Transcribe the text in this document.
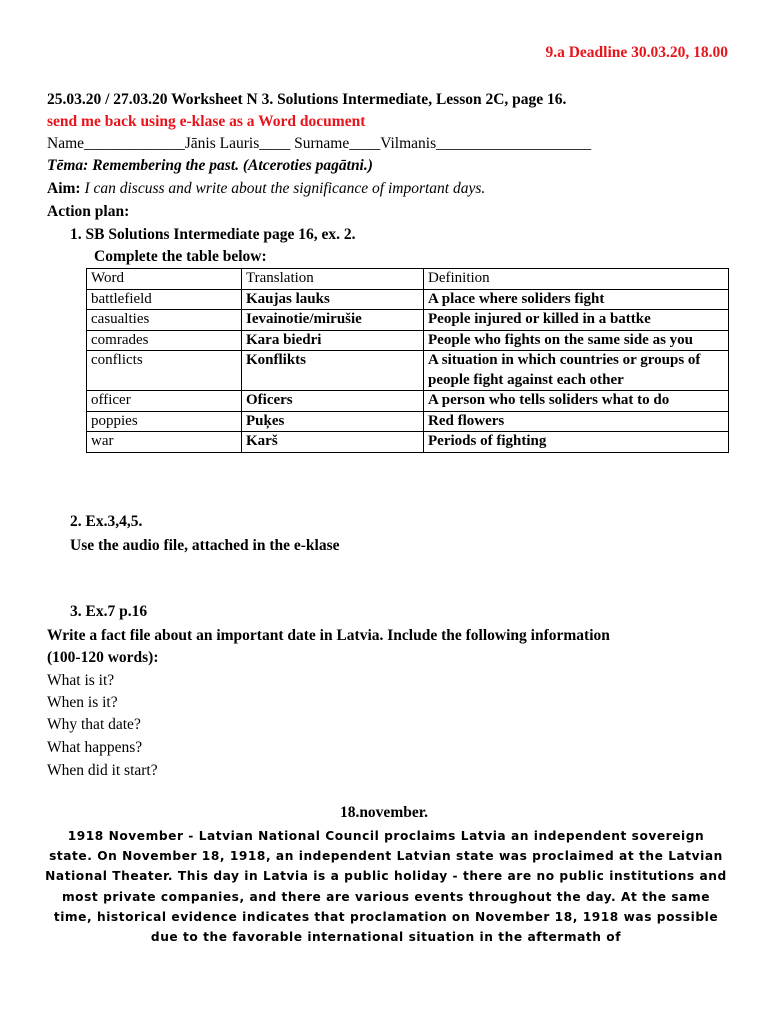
9.a Deadline 30.03.20, 18.00
25.03.20 / 27.03.20 Worksheet N 3. Solutions Intermediate, Lesson 2C, page 16.
send me back using e-klase as a Word document
Name_____________Jānis Lauris____ Surname____Vilmanis____________________
Tēma: Remembering the past. (Atceroties pagātni.)
Aim: I can discuss and write about the significance of important days.
Action plan:
1. SB Solutions Intermediate page 16, ex. 2.
Complete the table below:
Word	Translation	Definition
battlefield	Kaujas lauks	A place where soliders fight
casualties	Ievainotie/mirušie	People injured or killed in a battke
comrades	Kara biedri	People who fights on the same side as you
conflicts	Konflikts	A situation in which countries or groups of people fight against each other
officer	Oficers	A person who tells soliders what to do
poppies	Puķes	Red flowers
war	Karš	Periods of fighting
2. Ex.3,4,5.
Use the audio file, attached in the e-klase
3. Ex.7 p.16
Write a fact file about an important date in Latvia. Include the following information
(100-120 words):
What is it?
When is it?
Why that date?
What happens?
When did it start?
18.november.
1918 November - Latvian National Council proclaims Latvia an independent sovereign state. On November 18, 1918, an independent Latvian state was proclaimed at the Latvian National Theater. This day in Latvia is a public holiday - there are no public institutions and most private companies, and there are various events throughout the day. At the same time, historical evidence indicates that proclamation on November 18, 1918 was possible due to the favorable international situation in the aftermath of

▸ **WHAT IS ASKED**
Leave out the pictures, and give all the records again exactly.

▸ **WRITTEN REPLY**
Transcribe the text in this document.
9.a Deadline 30.03.20, 18.00
25.03.20 / 27.03.20 Worksheet N 3. Solutions Intermediate, Lesson 2C, page 16.
send me back using e-klase as a Word document
Name_____________Jānis Lauris____ Surname____Vilmanis____________________
Tēma: Remembering the past. (Atceroties pagātni.)
Aim: I can discuss and write about the significance of important days.
Action plan:
1. SB Solutions Intermediate page 16, ex. 2.
Complete the table below:
Word	Translation	Definition
battlefield	Kaujas lauks	A place where soliders fight
casualties	Ievainotie/mirušie	People injured or killed in a battke
comrades	Kara biedri	People who fights on the same side as you
conflicts	Konflikts	A situation in which countries or groups of people fight against each other
officer	Oficers	A person who tells soliders what to do
poppies	Puķes	Red flowers
war	Karš	Periods of fighting
2. Ex.3,4,5.
Use the audio file, attached in the e-klase
3. Ex.7 p.16
Write a fact file about an important date in Latvia. Include the following information
(100-120 words):
What is it?
When is it?
Why that date?
What happens?
When did it start?
18.november.
1918 November - Latvian National Council proclaims Latvia an independent sovereign state. On November 18, 1918, an independent Latvian state was proclaimed at the Latvian National Theater. This day in Latvia is a public holiday - there are no public institutions and most private companies, and there are various events throughout the day. At the same time, historical evidence indicates that proclamation on November 18, 1918 was possible due to the favorable international situation in the aftermath of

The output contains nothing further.